▸ STATED PROBLEM
Repeat the whole of the data, keeping every detail the same.
--------------------------------------------------
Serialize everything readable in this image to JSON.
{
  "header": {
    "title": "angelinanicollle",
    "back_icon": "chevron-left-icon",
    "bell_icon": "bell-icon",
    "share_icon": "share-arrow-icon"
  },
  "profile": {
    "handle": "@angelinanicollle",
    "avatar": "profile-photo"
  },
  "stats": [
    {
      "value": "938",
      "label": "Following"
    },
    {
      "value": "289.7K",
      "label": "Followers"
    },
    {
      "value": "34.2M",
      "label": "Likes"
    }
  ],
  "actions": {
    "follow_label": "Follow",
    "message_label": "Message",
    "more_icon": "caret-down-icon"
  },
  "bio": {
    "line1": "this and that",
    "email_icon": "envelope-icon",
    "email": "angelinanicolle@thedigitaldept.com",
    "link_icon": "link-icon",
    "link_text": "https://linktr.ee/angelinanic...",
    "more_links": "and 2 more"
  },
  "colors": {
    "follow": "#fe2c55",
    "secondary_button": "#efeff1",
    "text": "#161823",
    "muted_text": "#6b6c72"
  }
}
--------------------------------------------------
▸ THE SOLUTION
Serialize everything readable in this image to JSON.
{
  "header": {
    "title": "angelinanicollle",
    "back_icon": "chevron-left-icon",
    "bell_icon": "bell-icon",
    "share_icon": "share-arrow-icon"
  },
  "profile": {
    "handle": "@angelinanicollle",
    "avatar": "profile-photo"
  },
  "stats": [
    {
      "value": "938",
      "label": "Following"
    },
    {
      "value": "289.7K",
      "label": "Followers"
    },
    {
      "value": "34.2M",
      "label": "Likes"
    }
  ],
  "actions": {
    "follow_label": "Follow",
    "message_label": "Message",
    "more_icon": "caret-down-icon"
  },
  "bio": {
    "line1": "this and that",
    "email_icon": "envelope-icon",
    "email": "angelinanicolle@thedigitaldept.com",
    "link_icon": "link-icon",
    "link_text": "https://linktr.ee/angelinanic...",
    "more_links": "and 2 more"
  },
  "colors": {
    "follow": "#fe2c55",
    "secondary_button": "#efeff1",
    "text": "#161823",
    "muted_text": "#6b6c72"
  }
}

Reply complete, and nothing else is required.